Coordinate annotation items
•••••

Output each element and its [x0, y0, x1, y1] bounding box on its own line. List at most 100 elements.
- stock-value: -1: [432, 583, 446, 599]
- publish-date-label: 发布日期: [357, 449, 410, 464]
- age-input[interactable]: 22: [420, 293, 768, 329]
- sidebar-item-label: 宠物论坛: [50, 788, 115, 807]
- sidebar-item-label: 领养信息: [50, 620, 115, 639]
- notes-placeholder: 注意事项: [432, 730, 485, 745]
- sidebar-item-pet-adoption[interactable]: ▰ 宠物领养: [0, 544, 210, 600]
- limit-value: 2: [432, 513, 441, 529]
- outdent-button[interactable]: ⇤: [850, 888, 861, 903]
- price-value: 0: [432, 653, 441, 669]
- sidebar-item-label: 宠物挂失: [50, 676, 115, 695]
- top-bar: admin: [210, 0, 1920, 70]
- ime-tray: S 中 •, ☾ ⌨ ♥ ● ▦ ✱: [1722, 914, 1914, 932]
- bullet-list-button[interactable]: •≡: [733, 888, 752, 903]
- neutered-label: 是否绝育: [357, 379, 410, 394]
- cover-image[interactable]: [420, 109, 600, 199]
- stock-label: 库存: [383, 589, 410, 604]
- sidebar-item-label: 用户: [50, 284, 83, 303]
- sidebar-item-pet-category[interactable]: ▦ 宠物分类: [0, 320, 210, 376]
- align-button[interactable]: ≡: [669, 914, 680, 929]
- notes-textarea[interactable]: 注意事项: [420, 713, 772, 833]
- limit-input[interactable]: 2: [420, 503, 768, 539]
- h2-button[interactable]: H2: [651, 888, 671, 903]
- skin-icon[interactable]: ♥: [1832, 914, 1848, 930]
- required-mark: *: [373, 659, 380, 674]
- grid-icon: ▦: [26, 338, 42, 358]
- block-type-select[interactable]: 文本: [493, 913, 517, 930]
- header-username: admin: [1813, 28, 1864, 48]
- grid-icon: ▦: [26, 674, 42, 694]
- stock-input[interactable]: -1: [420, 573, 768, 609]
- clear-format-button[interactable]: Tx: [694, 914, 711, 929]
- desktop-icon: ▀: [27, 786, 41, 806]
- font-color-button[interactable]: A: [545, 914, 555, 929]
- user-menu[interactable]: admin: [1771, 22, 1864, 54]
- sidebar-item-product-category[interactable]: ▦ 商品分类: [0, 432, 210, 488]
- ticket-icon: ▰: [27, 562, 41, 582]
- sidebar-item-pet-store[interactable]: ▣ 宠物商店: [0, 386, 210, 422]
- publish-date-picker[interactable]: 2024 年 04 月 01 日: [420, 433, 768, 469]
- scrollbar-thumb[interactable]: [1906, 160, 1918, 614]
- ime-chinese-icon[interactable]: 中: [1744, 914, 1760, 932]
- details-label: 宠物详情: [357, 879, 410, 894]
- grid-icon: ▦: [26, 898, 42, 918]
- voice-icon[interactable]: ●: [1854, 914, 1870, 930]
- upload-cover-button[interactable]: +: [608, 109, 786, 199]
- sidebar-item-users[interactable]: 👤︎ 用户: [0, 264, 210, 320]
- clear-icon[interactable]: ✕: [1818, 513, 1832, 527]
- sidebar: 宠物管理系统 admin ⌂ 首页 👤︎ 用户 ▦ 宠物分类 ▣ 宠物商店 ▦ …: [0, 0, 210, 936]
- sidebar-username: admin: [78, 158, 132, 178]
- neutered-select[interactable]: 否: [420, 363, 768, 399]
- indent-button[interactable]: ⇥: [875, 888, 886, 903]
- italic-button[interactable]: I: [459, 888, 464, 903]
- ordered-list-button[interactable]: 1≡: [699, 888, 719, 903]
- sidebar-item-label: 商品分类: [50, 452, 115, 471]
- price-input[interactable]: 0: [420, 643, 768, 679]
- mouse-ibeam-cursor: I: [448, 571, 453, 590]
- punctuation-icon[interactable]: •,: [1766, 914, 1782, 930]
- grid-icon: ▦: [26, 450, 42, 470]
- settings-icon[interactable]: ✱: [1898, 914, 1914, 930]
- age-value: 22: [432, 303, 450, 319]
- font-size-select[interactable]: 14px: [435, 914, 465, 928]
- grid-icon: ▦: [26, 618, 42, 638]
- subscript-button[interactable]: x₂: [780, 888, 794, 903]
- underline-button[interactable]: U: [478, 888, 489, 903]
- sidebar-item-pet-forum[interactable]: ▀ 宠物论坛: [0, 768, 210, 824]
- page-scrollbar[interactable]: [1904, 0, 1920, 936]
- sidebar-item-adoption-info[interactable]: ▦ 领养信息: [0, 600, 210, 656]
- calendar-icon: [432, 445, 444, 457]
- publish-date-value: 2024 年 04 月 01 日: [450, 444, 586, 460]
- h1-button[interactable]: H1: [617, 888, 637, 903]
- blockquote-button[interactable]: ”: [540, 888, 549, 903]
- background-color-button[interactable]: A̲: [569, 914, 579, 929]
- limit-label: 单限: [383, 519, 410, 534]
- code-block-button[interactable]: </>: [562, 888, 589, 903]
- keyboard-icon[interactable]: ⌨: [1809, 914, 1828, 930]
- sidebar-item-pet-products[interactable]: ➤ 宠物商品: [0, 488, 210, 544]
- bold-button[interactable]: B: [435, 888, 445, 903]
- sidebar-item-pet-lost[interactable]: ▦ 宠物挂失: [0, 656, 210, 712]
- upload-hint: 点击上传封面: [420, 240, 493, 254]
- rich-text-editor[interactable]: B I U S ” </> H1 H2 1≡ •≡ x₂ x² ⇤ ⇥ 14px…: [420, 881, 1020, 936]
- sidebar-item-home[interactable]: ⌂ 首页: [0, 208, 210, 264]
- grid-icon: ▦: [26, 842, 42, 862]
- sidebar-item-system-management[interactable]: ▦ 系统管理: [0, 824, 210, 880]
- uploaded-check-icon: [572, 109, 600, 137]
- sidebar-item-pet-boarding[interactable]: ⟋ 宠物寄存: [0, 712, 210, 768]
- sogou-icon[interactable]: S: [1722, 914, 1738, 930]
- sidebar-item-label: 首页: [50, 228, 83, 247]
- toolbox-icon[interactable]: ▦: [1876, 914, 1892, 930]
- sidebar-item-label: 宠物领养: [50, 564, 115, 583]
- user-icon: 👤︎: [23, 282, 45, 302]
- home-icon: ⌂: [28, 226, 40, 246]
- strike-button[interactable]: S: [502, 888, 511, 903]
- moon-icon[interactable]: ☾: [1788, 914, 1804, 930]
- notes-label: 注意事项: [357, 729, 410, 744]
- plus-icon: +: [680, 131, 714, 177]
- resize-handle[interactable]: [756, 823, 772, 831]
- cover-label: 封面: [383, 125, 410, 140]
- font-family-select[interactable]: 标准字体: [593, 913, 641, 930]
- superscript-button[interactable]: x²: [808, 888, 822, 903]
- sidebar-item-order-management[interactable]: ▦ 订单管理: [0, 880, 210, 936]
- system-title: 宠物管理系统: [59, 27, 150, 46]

•••••

Copy every line of the items above word for word, leaving nothing out and changing nothing.

#### [Output for this task]
Output each element and its [x0, y0, x1, y1] bounding box on its own line. List at most 100 elements.
- stock-value: -1: [432, 583, 446, 599]
- publish-date-label: 发布日期: [357, 449, 410, 464]
- age-input[interactable]: 22: [420, 293, 768, 329]
- sidebar-item-label: 宠物论坛: [50, 788, 115, 807]
- sidebar-item-label: 领养信息: [50, 620, 115, 639]
- notes-placeholder: 注意事项: [432, 730, 485, 745]
- sidebar-item-pet-adoption[interactable]: ▰ 宠物领养: [0, 544, 210, 600]
- limit-value: 2: [432, 513, 441, 529]
- outdent-button[interactable]: ⇤: [850, 888, 861, 903]
- price-value: 0: [432, 653, 441, 669]
- sidebar-item-label: 宠物挂失: [50, 676, 115, 695]
- top-bar: admin: [210, 0, 1920, 70]
- ime-tray: S 中 •, ☾ ⌨ ♥ ● ▦ ✱: [1722, 914, 1914, 932]
- bullet-list-button[interactable]: •≡: [733, 888, 752, 903]
- neutered-label: 是否绝育: [357, 379, 410, 394]
- cover-image[interactable]: [420, 109, 600, 199]
- stock-label: 库存: [383, 589, 410, 604]
- sidebar-item-label: 用户: [50, 284, 83, 303]
- sidebar-item-pet-category[interactable]: ▦ 宠物分类: [0, 320, 210, 376]
- align-button[interactable]: ≡: [669, 914, 680, 929]
- notes-textarea[interactable]: 注意事项: [420, 713, 772, 833]
- limit-input[interactable]: 2: [420, 503, 768, 539]
- h2-button[interactable]: H2: [651, 888, 671, 903]
- skin-icon[interactable]: ♥: [1832, 914, 1848, 930]
- required-mark: *: [373, 659, 380, 674]
- grid-icon: ▦: [26, 338, 42, 358]
- block-type-select[interactable]: 文本: [493, 913, 517, 930]
- header-username: admin: [1813, 28, 1864, 48]
- grid-icon: ▦: [26, 674, 42, 694]
- stock-input[interactable]: -1: [420, 573, 768, 609]
- clear-format-button[interactable]: Tx: [694, 914, 711, 929]
- desktop-icon: ▀: [27, 786, 41, 806]
- font-color-button[interactable]: A: [545, 914, 555, 929]
- user-menu[interactable]: admin: [1771, 22, 1864, 54]
- sidebar-item-product-category[interactable]: ▦ 商品分类: [0, 432, 210, 488]
- ticket-icon: ▰: [27, 562, 41, 582]
- sidebar-item-pet-store[interactable]: ▣ 宠物商店: [0, 386, 210, 422]
- publish-date-picker[interactable]: 2024 年 04 月 01 日: [420, 433, 768, 469]
- scrollbar-thumb[interactable]: [1906, 160, 1918, 614]
- ime-chinese-icon[interactable]: 中: [1744, 914, 1760, 932]
- details-label: 宠物详情: [357, 879, 410, 894]
- grid-icon: ▦: [26, 898, 42, 918]
- voice-icon[interactable]: ●: [1854, 914, 1870, 930]
- upload-cover-button[interactable]: +: [608, 109, 786, 199]
- sidebar-item-users[interactable]: 👤︎ 用户: [0, 264, 210, 320]
- clear-icon[interactable]: ✕: [1818, 513, 1832, 527]
- sidebar: 宠物管理系统 admin ⌂ 首页 👤︎ 用户 ▦ 宠物分类 ▣ 宠物商店 ▦ …: [0, 0, 210, 936]
- sidebar-username: admin: [78, 158, 132, 178]
- neutered-select[interactable]: 否: [420, 363, 768, 399]
- indent-button[interactable]: ⇥: [875, 888, 886, 903]
- italic-button[interactable]: I: [459, 888, 464, 903]
- ordered-list-button[interactable]: 1≡: [699, 888, 719, 903]
- sidebar-item-label: 商品分类: [50, 452, 115, 471]
- price-input[interactable]: 0: [420, 643, 768, 679]
- mouse-ibeam-cursor: I: [448, 571, 453, 590]
- punctuation-icon[interactable]: •,: [1766, 914, 1782, 930]
- grid-icon: ▦: [26, 450, 42, 470]
- settings-icon[interactable]: ✱: [1898, 914, 1914, 930]
- age-value: 22: [432, 303, 450, 319]
- font-size-select[interactable]: 14px: [435, 914, 465, 928]
- grid-icon: ▦: [26, 618, 42, 638]
- subscript-button[interactable]: x₂: [780, 888, 794, 903]
- underline-button[interactable]: U: [478, 888, 489, 903]
- sidebar-item-pet-forum[interactable]: ▀ 宠物论坛: [0, 768, 210, 824]
- page-scrollbar[interactable]: [1904, 0, 1920, 936]
- sidebar-item-adoption-info[interactable]: ▦ 领养信息: [0, 600, 210, 656]
- calendar-icon: [432, 445, 444, 457]
- publish-date-value: 2024 年 04 月 01 日: [450, 444, 586, 460]
- h1-button[interactable]: H1: [617, 888, 637, 903]
- blockquote-button[interactable]: ”: [540, 888, 549, 903]
- background-color-button[interactable]: A̲: [569, 914, 579, 929]
- limit-label: 单限: [383, 519, 410, 534]
- code-block-button[interactable]: </>: [562, 888, 589, 903]
- keyboard-icon[interactable]: ⌨: [1809, 914, 1828, 930]
- sidebar-item-pet-products[interactable]: ➤ 宠物商品: [0, 488, 210, 544]
- bold-button[interactable]: B: [435, 888, 445, 903]
- sidebar-item-pet-lost[interactable]: ▦ 宠物挂失: [0, 656, 210, 712]
- upload-hint: 点击上传封面: [420, 240, 493, 254]
- rich-text-editor[interactable]: B I U S ” </> H1 H2 1≡ •≡ x₂ x² ⇤ ⇥ 14px…: [420, 881, 1020, 936]
- sidebar-item-home[interactable]: ⌂ 首页: [0, 208, 210, 264]
- grid-icon: ▦: [26, 842, 42, 862]
- sidebar-item-system-management[interactable]: ▦ 系统管理: [0, 824, 210, 880]
- uploaded-check-icon: [572, 109, 600, 137]
- sidebar-item-pet-boarding[interactable]: ⟋ 宠物寄存: [0, 712, 210, 768]
- sogou-icon[interactable]: S: [1722, 914, 1738, 930]
- sidebar-item-label: 首页: [50, 228, 83, 247]
- toolbox-icon[interactable]: ▦: [1876, 914, 1892, 930]
- sidebar-item-label: 宠物领养: [50, 564, 115, 583]
- user-icon: 👤︎: [23, 282, 45, 302]
- home-icon: ⌂: [28, 226, 40, 246]
- strike-button[interactable]: S: [502, 888, 511, 903]
- moon-icon[interactable]: ☾: [1788, 914, 1804, 930]
- notes-label: 注意事项: [357, 729, 410, 744]
- plus-icon: +: [680, 131, 714, 177]
- resize-handle[interactable]: [756, 823, 772, 831]
- cover-label: 封面: [383, 125, 410, 140]
- font-family-select[interactable]: 标准字体: [593, 913, 641, 930]
- superscript-button[interactable]: x²: [808, 888, 822, 903]
- sidebar-item-order-management[interactable]: ▦ 订单管理: [0, 880, 210, 936]
- system-title: 宠物管理系统: [59, 27, 150, 46]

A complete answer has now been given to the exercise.